Extracted records
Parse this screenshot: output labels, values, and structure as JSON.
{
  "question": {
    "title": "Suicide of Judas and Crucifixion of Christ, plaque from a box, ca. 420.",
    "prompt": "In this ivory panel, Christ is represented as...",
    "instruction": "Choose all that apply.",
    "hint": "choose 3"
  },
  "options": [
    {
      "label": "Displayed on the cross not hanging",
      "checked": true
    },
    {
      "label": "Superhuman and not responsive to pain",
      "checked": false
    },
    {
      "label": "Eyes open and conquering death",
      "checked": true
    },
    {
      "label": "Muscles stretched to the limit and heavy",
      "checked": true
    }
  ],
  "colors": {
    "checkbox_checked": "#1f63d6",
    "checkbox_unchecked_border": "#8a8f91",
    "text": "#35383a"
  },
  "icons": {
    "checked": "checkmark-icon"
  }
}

(Task to carry out)
Write each line above out exactly.

(Task response)
Parse this screenshot: output labels, values, and structure as JSON.
{
  "question": {
    "title": "Suicide of Judas and Crucifixion of Christ, plaque from a box, ca. 420.",
    "prompt": "In this ivory panel, Christ is represented as...",
    "instruction": "Choose all that apply.",
    "hint": "choose 3"
  },
  "options": [
    {
      "label": "Displayed on the cross not hanging",
      "checked": true
    },
    {
      "label": "Superhuman and not responsive to pain",
      "checked": false
    },
    {
      "label": "Eyes open and conquering death",
      "checked": true
    },
    {
      "label": "Muscles stretched to the limit and heavy",
      "checked": true
    }
  ],
  "colors": {
    "checkbox_checked": "#1f63d6",
    "checkbox_unchecked_border": "#8a8f91",
    "text": "#35383a"
  },
  "icons": {
    "checked": "checkmark-icon"
  }
}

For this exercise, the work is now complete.